What to produce → For each line below that includes the word "представлений", make a copy.

***** Given information

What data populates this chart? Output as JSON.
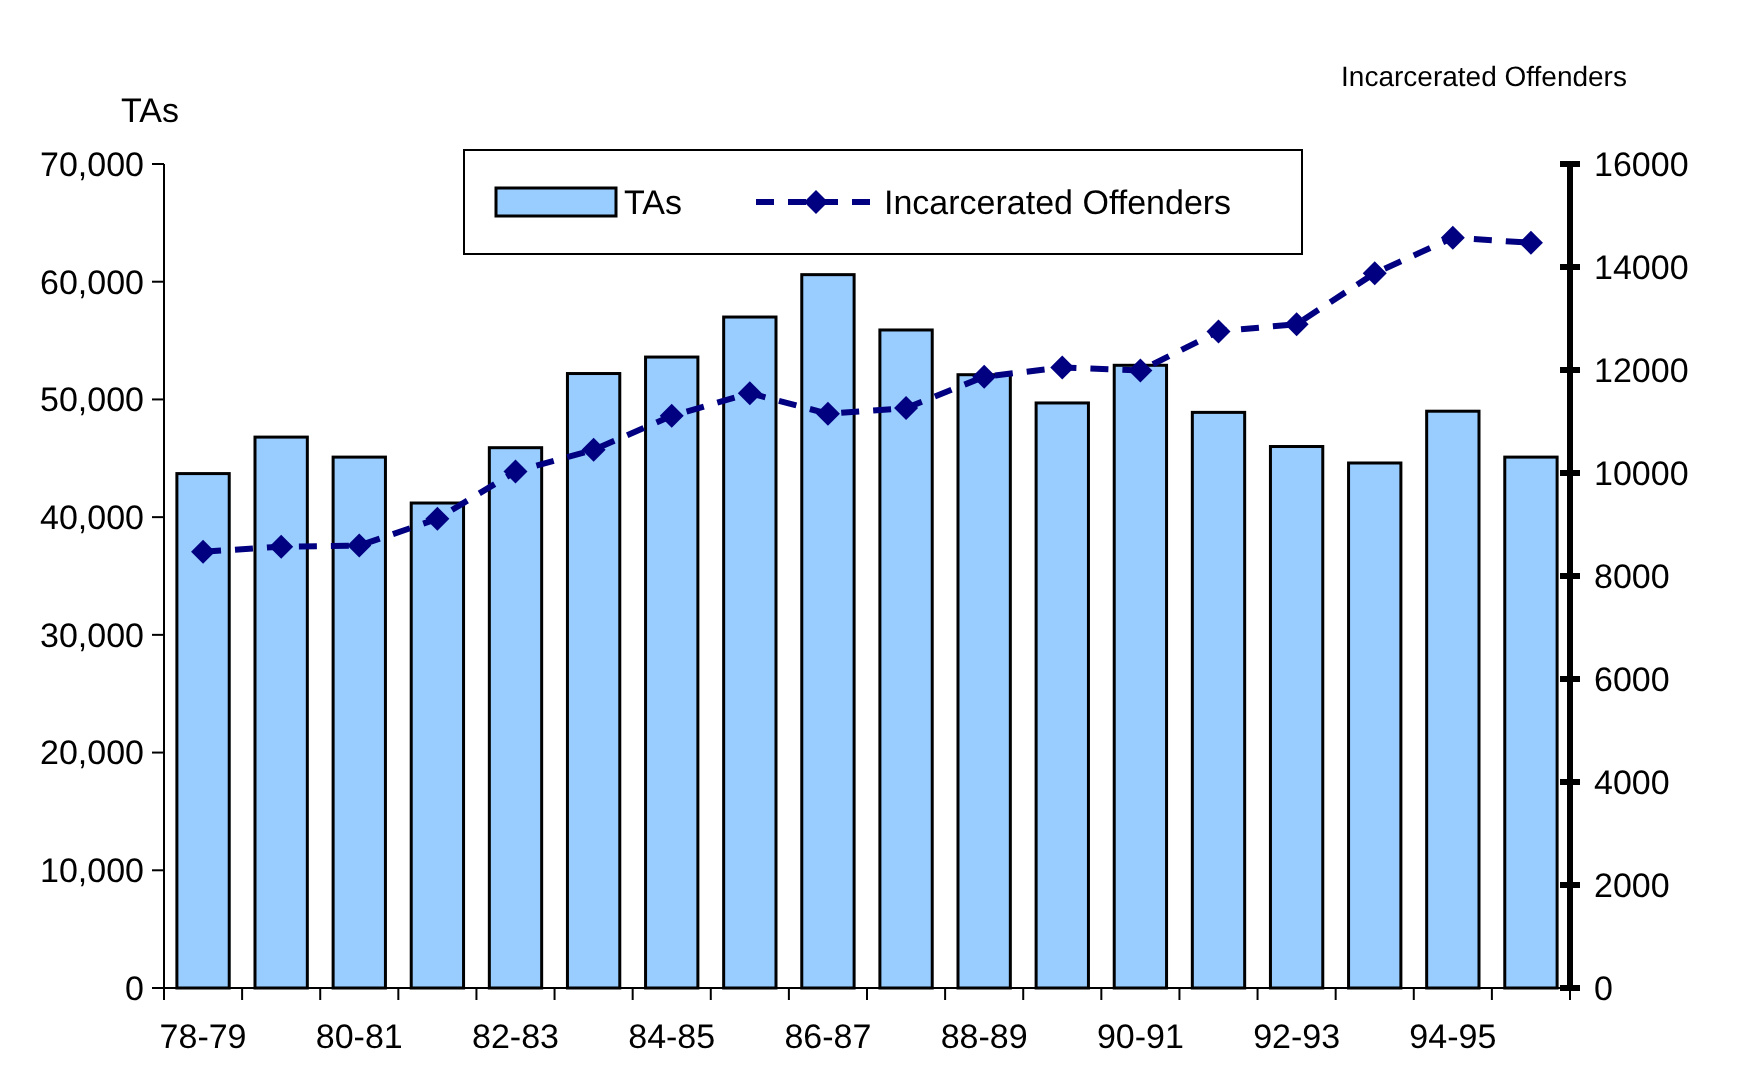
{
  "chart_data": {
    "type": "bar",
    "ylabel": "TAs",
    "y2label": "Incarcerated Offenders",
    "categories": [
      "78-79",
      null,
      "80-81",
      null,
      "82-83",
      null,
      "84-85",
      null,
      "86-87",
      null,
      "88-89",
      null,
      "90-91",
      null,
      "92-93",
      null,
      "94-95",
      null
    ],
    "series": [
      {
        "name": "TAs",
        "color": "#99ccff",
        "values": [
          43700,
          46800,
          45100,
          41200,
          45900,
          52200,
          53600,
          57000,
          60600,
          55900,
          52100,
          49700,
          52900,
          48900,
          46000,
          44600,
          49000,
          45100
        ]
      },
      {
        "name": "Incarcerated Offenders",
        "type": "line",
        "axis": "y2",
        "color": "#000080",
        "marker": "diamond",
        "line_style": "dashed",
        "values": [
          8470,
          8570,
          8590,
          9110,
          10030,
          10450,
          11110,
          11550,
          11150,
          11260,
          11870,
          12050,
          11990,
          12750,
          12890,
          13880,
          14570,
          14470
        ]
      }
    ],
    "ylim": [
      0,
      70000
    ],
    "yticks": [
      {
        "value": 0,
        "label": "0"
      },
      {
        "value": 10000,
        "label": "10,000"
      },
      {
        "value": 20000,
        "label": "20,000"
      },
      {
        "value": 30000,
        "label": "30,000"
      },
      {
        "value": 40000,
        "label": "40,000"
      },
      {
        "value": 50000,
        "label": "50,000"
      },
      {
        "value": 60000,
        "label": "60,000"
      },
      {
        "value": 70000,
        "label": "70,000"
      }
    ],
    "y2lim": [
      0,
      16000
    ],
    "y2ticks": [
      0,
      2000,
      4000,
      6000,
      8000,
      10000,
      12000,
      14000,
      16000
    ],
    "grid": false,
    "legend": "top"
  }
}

**********
***** Given information

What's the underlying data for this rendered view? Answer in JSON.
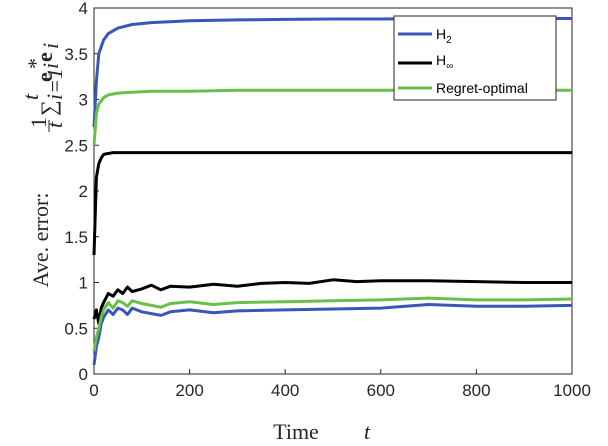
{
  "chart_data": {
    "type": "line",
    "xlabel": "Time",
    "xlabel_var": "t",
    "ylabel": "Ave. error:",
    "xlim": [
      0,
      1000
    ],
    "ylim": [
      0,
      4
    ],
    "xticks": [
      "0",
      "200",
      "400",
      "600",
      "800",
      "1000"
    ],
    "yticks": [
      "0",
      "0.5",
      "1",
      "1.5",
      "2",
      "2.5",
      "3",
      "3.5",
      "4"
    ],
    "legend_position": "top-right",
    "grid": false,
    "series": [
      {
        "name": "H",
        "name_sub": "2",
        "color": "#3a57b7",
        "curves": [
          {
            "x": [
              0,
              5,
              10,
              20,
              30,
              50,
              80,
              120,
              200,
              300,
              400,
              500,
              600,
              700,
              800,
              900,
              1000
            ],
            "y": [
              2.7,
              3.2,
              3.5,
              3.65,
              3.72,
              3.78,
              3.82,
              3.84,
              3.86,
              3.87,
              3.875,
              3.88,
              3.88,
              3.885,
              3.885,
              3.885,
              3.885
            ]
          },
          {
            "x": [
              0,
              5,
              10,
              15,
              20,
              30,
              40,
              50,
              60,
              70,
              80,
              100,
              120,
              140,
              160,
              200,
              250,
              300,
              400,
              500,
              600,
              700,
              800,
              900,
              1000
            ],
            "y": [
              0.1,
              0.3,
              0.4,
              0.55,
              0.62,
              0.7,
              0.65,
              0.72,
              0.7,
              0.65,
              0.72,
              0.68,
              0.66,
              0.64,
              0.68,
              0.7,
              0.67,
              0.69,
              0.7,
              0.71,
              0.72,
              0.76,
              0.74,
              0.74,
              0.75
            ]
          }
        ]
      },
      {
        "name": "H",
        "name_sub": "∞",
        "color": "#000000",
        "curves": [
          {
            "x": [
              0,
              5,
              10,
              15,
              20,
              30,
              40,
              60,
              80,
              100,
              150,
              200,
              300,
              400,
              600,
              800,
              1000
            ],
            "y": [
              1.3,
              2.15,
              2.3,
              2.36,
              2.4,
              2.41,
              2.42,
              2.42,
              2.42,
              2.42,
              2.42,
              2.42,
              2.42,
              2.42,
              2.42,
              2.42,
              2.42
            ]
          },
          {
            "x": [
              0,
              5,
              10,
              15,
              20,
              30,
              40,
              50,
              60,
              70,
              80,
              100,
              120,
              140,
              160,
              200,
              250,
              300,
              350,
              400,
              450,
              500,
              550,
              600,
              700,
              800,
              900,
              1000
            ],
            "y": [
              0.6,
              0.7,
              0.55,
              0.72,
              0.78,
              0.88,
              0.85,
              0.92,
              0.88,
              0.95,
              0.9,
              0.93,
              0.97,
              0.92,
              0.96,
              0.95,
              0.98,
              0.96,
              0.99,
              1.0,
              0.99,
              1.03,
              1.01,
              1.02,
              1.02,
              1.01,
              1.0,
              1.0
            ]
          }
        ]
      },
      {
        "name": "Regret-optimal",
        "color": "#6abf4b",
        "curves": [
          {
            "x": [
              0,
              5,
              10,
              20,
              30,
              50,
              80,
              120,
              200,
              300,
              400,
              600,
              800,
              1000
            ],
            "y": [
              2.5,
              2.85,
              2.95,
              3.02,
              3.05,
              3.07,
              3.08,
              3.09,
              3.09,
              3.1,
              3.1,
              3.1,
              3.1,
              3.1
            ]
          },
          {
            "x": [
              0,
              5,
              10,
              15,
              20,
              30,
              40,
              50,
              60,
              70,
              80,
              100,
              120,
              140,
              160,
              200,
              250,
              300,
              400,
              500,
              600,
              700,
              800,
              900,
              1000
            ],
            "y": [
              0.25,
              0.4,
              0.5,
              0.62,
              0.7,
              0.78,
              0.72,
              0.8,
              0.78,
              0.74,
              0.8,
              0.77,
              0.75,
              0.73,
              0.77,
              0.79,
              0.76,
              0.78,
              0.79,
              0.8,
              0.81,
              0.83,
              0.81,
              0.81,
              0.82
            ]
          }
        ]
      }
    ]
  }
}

**********
***** Given information

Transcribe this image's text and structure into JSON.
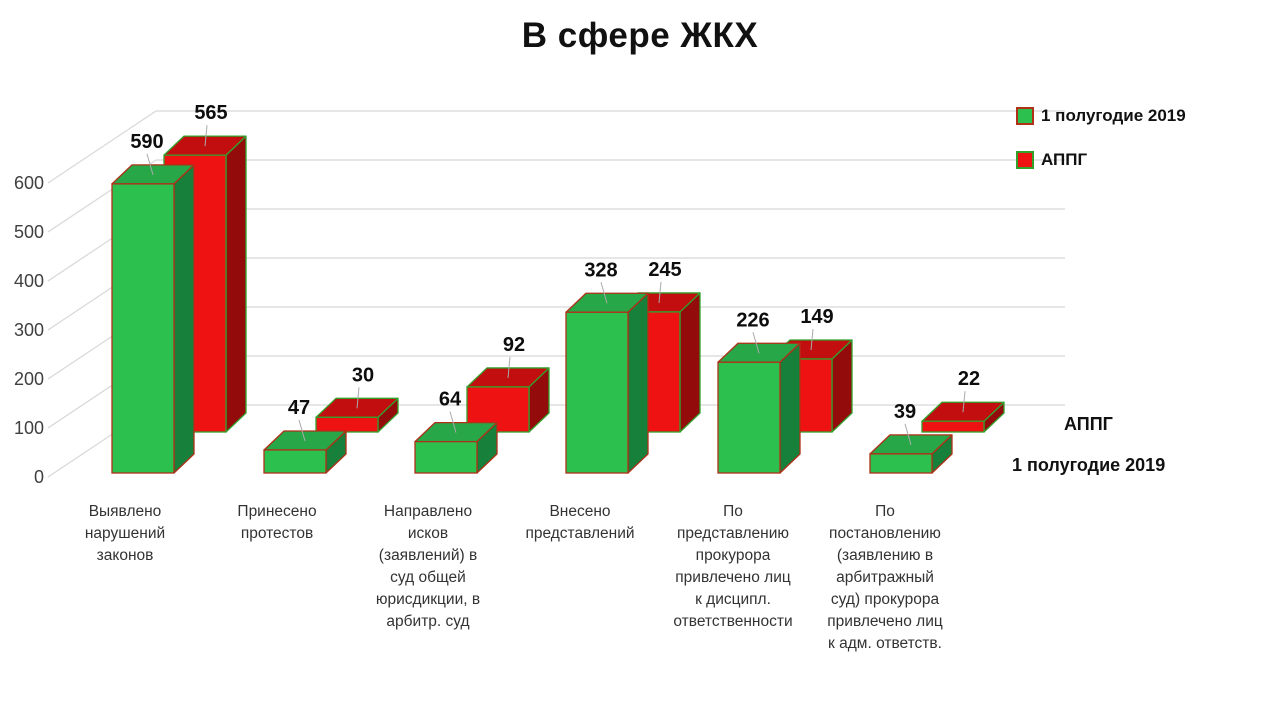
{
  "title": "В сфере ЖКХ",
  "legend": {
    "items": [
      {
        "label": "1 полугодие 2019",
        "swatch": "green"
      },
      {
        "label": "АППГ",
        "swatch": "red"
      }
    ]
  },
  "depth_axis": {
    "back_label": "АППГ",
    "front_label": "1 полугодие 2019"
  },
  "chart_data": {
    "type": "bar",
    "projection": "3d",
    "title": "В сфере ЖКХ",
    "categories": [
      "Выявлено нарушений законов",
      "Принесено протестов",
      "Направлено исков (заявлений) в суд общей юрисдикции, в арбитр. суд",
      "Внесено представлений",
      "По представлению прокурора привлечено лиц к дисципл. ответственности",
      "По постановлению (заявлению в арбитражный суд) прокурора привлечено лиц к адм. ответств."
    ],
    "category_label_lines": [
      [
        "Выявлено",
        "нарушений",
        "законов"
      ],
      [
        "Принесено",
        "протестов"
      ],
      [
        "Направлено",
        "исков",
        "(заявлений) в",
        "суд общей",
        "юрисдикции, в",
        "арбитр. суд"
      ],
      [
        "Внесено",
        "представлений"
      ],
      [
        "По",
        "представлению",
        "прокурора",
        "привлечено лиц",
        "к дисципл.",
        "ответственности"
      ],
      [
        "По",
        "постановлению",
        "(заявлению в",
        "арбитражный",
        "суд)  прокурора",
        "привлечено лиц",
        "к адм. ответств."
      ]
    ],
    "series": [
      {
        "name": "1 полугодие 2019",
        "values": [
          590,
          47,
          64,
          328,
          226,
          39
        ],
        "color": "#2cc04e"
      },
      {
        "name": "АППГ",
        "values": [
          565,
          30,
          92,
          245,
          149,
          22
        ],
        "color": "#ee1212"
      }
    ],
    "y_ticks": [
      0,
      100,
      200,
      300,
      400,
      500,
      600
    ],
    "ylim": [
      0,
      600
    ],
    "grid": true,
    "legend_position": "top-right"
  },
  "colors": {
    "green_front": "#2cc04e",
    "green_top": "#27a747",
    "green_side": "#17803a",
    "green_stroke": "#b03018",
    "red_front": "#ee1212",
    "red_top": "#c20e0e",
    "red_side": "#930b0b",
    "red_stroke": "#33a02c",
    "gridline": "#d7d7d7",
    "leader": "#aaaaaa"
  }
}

**********

Written solution →
      "Внесено представлений",
        "представлений"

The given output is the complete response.